Entries taken from a collection:
— start —
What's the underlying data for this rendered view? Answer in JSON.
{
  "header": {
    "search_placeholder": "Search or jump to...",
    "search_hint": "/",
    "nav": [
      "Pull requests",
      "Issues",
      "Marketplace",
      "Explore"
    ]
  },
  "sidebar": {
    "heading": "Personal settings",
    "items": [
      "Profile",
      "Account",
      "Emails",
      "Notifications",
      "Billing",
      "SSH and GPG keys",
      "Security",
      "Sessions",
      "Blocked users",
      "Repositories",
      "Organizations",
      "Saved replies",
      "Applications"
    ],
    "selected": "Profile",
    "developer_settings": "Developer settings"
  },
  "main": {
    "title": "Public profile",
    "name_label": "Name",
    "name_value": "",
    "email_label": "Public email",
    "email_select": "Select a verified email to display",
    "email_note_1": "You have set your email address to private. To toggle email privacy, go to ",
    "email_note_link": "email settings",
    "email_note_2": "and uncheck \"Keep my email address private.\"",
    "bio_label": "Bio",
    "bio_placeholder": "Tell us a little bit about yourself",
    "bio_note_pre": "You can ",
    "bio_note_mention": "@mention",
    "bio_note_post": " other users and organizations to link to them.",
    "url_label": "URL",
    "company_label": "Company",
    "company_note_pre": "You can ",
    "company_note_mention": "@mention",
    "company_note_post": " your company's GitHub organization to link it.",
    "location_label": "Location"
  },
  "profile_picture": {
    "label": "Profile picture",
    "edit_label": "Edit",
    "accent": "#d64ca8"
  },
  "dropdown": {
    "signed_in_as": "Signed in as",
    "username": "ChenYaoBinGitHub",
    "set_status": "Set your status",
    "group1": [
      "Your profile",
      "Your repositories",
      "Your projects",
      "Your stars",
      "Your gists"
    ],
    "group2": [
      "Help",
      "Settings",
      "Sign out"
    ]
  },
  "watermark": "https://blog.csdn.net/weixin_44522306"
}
— end —
> _Description of the task_: List all lines above in which the string "mention" appears.

> _Solution for this problem_:
    "bio_note_mention": "@mention",
    "company_note_mention": "@mention",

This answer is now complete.